● **EXERCISE**
Note each line of the listing that contains the string "name", and copy it.

[Dataset listings of figures]
====

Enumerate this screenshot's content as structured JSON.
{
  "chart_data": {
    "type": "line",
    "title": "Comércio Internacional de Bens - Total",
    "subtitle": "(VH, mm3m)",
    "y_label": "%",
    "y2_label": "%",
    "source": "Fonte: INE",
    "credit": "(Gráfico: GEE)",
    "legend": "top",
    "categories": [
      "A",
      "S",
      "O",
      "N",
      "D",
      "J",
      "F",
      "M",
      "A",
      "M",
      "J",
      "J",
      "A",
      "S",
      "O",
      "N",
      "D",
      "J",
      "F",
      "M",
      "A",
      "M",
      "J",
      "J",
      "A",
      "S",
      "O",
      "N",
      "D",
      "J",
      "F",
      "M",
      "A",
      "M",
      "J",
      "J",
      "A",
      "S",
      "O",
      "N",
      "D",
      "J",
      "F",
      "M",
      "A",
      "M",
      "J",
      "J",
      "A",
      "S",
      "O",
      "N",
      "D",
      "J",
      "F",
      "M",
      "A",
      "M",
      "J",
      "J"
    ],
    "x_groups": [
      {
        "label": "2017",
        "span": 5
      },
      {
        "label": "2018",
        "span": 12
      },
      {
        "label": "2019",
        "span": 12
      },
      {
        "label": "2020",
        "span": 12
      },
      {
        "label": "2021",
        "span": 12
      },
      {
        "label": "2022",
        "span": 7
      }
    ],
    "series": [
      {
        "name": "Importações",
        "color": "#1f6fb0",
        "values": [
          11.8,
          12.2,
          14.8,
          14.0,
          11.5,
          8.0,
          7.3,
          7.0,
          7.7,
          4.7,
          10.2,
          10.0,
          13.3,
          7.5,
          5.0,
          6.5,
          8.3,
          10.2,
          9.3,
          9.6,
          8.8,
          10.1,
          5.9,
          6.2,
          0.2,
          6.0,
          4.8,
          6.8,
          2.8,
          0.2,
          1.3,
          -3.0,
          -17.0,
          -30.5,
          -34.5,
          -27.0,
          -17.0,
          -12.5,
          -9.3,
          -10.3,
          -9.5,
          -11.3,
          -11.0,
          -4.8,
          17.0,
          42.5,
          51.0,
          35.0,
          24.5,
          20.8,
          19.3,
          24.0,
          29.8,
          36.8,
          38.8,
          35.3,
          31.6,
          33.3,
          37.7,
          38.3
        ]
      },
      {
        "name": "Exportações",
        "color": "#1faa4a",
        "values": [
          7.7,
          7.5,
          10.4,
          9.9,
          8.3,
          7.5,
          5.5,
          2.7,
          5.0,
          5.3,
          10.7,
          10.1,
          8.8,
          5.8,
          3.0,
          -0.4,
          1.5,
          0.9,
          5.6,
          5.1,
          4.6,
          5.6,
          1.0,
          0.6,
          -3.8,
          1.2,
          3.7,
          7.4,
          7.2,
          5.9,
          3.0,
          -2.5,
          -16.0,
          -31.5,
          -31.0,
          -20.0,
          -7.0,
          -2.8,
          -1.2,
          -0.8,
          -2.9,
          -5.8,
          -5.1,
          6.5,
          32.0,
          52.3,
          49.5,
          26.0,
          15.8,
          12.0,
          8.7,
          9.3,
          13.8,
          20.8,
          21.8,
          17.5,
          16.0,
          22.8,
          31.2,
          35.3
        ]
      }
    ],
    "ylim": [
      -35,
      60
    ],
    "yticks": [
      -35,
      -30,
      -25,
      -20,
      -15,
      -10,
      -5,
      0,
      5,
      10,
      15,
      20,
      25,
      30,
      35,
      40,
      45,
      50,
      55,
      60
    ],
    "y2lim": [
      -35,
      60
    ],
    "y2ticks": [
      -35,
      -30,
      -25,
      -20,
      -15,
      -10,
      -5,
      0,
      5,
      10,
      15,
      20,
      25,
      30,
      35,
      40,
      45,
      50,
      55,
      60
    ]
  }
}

====

● **SOLUTION TO THIS PROBLEM**
        "name": "Importações",
        "name": "Exportações",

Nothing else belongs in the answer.